- BRIEF
Pick out each line with the word "text" from the material that follows.

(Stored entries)
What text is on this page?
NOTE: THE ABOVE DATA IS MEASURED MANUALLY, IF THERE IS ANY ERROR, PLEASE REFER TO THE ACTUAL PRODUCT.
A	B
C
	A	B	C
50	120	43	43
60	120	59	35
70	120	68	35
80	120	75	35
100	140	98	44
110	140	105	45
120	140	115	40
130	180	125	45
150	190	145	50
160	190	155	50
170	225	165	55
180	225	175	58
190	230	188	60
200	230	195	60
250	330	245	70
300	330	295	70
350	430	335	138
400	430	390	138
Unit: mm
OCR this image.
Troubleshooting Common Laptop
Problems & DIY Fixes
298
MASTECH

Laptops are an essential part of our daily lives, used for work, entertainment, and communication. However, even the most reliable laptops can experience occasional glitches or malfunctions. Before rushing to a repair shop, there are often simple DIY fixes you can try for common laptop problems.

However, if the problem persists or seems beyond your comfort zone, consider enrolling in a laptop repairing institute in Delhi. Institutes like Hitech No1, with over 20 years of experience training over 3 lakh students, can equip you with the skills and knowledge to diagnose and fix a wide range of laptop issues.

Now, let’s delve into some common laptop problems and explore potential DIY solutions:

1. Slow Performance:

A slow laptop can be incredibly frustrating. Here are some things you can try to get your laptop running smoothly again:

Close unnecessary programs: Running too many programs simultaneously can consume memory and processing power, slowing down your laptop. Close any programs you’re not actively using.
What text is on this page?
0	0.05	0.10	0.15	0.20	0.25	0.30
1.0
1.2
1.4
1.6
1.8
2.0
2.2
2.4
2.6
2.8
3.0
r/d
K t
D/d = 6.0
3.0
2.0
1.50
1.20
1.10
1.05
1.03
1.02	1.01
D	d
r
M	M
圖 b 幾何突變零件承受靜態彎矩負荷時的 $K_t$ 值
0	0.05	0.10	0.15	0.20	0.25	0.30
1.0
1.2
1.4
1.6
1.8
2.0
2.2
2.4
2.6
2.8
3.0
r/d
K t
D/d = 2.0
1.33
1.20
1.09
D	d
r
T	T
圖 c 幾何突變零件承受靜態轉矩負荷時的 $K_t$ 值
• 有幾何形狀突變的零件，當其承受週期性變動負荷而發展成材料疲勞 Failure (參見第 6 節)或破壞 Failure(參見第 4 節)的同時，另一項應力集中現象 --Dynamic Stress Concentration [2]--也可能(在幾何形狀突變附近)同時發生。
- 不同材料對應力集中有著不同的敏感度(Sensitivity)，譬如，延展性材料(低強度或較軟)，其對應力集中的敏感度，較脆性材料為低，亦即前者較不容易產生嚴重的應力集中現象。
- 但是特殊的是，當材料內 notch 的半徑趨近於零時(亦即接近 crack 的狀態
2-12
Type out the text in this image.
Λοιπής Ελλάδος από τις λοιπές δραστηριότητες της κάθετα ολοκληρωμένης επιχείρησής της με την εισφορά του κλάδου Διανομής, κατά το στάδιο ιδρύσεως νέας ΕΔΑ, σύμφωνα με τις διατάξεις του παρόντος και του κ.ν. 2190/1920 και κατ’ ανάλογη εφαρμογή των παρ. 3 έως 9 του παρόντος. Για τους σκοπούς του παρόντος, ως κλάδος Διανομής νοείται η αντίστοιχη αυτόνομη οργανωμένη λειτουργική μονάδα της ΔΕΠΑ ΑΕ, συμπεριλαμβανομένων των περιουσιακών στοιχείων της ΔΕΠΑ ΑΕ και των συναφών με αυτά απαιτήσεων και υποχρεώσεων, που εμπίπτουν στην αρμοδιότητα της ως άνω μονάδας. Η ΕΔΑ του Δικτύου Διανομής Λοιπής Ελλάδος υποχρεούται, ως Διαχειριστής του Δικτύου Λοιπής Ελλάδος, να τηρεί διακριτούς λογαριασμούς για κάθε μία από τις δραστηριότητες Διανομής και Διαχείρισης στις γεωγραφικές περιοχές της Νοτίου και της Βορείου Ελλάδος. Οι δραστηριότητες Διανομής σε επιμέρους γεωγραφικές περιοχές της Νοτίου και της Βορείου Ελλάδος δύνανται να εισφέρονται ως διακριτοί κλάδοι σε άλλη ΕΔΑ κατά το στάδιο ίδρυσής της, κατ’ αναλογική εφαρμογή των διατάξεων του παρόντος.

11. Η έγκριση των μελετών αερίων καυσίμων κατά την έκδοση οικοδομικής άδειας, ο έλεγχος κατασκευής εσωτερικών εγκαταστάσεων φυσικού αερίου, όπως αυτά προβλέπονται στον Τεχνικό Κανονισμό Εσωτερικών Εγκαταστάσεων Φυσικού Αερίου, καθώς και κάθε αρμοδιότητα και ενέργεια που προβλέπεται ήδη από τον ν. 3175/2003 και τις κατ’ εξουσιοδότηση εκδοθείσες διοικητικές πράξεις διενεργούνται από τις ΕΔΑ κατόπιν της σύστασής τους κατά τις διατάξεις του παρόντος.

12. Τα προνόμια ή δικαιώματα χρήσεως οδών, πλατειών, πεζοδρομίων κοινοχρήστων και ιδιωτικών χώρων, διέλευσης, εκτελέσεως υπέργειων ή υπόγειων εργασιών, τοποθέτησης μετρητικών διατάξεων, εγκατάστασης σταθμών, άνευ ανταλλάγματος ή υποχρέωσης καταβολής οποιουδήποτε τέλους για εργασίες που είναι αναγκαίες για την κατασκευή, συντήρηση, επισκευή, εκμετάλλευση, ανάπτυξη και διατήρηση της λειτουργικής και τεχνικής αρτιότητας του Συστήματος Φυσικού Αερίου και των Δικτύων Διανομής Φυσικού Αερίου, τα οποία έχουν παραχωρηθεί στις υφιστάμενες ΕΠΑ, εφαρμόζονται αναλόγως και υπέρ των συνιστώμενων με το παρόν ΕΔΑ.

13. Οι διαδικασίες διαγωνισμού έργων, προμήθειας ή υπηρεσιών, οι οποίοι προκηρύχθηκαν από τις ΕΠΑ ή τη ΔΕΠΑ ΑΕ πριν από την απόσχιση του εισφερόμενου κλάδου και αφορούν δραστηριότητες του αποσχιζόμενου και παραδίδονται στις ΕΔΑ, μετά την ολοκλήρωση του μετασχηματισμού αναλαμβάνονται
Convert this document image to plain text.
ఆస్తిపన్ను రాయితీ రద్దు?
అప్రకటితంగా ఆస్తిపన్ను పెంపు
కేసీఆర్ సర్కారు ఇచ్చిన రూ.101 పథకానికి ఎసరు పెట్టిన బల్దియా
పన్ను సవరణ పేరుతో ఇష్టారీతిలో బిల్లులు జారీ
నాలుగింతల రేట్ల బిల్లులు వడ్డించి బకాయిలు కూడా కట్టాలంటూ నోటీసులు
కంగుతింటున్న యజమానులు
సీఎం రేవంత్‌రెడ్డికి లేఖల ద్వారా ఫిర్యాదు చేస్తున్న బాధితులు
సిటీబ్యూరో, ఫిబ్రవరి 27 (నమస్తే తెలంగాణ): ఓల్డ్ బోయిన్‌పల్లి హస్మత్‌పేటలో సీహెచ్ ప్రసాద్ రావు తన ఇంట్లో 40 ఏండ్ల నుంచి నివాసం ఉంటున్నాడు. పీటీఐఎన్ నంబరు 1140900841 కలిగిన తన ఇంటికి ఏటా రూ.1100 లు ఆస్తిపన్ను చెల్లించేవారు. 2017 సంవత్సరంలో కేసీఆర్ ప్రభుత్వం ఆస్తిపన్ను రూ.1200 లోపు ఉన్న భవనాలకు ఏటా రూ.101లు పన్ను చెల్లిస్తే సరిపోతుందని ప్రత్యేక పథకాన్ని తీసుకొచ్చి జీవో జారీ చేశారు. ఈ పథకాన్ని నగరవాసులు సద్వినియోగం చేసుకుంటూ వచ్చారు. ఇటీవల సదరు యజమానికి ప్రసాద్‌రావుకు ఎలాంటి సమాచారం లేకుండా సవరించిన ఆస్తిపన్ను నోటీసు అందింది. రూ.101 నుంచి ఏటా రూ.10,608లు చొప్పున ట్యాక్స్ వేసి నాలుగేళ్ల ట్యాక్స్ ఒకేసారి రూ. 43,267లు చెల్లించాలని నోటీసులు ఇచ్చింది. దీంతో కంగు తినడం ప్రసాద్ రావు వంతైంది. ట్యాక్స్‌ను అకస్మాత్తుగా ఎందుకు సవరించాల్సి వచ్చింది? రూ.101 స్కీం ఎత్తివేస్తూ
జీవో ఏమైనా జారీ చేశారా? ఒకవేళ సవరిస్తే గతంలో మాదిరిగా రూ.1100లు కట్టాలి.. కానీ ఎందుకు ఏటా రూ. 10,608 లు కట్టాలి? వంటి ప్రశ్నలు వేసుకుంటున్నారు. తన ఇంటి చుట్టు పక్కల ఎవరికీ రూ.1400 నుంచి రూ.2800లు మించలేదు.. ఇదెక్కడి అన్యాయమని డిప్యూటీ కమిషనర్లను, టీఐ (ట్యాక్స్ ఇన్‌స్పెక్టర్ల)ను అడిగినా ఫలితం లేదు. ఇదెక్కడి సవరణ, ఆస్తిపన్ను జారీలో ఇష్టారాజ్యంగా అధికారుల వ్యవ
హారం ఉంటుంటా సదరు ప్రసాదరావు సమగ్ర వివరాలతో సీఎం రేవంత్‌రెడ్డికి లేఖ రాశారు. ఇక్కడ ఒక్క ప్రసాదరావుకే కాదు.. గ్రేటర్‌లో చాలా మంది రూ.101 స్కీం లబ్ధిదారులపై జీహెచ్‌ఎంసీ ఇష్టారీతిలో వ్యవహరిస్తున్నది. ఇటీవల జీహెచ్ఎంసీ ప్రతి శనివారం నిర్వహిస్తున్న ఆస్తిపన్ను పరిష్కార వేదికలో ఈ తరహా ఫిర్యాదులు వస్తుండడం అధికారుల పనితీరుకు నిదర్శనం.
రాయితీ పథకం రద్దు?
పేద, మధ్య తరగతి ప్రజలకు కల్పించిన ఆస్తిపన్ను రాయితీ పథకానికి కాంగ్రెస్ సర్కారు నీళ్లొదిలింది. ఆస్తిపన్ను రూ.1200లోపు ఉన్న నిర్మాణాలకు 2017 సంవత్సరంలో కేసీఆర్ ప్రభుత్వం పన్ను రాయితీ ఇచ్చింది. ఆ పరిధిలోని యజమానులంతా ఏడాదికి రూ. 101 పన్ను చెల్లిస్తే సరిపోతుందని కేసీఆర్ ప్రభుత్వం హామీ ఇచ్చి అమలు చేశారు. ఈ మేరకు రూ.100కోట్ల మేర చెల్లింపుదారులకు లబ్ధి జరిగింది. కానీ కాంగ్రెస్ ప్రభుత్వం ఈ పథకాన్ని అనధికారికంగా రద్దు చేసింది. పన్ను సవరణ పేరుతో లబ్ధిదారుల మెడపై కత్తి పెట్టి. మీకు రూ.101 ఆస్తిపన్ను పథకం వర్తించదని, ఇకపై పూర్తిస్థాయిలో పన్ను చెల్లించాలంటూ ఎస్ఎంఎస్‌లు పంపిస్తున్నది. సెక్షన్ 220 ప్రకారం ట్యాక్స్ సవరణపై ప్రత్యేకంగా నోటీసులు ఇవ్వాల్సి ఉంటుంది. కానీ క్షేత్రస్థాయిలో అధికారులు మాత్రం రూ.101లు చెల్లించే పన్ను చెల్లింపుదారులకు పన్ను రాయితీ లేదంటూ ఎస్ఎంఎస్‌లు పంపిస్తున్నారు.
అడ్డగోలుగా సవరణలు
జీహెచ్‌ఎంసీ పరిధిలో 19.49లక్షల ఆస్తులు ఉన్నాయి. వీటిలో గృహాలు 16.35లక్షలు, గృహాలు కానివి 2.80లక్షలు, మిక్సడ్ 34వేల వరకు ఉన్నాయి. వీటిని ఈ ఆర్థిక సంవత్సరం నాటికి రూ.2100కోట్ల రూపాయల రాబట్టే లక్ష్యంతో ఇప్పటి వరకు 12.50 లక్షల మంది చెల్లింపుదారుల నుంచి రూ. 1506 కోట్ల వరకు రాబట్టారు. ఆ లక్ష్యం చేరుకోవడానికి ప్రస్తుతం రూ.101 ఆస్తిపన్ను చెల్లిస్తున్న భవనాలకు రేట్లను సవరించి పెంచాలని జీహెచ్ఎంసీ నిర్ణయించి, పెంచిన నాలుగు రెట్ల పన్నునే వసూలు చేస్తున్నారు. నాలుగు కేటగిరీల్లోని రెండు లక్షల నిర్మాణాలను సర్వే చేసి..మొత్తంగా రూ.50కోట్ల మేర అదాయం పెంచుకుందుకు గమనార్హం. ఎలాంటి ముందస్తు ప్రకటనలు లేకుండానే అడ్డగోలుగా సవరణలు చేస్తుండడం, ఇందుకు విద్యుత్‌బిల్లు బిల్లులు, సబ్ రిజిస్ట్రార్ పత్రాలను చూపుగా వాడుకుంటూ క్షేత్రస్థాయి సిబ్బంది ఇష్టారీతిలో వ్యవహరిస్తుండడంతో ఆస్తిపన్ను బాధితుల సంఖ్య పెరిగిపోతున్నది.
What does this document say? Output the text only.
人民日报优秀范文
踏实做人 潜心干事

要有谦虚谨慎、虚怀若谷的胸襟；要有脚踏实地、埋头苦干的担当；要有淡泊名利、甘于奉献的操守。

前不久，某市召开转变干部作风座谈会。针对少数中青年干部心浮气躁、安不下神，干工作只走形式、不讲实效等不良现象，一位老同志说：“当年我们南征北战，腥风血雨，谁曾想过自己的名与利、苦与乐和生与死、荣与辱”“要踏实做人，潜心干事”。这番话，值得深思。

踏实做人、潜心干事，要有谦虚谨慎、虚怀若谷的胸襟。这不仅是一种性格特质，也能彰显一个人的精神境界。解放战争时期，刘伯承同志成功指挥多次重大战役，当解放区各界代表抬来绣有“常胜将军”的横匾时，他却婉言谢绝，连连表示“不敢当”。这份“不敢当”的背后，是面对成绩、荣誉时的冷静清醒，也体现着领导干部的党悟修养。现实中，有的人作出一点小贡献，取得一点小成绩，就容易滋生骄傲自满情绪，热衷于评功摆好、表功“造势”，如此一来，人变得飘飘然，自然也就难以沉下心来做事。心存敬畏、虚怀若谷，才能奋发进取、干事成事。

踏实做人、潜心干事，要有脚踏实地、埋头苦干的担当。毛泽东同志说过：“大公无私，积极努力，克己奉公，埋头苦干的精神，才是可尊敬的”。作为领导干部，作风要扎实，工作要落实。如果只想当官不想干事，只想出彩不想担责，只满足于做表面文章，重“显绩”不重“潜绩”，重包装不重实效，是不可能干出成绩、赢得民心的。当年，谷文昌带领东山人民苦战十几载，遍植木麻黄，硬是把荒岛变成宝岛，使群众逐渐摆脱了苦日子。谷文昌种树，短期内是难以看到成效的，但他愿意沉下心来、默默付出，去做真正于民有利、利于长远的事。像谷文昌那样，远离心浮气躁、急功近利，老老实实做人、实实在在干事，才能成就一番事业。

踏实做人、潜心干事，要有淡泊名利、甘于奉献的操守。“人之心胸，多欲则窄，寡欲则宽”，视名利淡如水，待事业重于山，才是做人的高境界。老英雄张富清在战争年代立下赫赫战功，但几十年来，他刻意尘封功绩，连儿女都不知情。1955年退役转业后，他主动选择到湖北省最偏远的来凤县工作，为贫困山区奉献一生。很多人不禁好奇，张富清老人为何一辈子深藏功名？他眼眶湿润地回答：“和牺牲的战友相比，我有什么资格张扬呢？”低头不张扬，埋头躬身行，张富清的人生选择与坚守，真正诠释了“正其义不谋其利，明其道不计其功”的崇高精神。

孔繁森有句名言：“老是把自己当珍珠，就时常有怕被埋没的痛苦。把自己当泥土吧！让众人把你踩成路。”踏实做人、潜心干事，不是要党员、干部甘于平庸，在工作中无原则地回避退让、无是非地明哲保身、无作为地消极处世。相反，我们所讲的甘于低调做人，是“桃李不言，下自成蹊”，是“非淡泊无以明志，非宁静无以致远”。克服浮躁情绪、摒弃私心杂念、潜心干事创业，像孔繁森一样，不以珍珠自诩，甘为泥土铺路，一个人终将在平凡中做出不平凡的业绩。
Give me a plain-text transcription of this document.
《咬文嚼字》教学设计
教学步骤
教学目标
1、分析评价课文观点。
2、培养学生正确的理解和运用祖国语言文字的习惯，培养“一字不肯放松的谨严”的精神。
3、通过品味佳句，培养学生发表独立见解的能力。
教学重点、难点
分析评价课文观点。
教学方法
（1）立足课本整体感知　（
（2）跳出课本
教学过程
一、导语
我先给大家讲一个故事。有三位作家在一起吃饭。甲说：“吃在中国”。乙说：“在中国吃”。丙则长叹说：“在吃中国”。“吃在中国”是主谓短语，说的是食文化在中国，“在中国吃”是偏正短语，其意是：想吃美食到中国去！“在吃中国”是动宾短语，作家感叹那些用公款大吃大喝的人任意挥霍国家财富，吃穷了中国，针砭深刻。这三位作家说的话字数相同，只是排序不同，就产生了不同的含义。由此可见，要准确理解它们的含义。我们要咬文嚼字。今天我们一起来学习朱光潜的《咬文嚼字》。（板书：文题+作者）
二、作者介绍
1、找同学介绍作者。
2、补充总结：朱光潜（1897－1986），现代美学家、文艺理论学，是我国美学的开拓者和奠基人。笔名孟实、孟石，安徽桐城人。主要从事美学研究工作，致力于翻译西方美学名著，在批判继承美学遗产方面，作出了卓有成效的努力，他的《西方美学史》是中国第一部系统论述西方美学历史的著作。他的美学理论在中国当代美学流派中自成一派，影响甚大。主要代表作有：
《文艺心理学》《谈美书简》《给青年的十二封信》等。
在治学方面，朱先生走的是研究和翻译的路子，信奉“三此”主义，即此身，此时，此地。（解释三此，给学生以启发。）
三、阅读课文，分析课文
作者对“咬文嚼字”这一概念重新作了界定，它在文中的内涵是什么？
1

- THE SOLUTION
What text is on this page?
What text is on this page?
Type out the text in this image.
Convert this document image to plain text.
What does this document say? Output the text only.
Give me a plain-text transcription of this document.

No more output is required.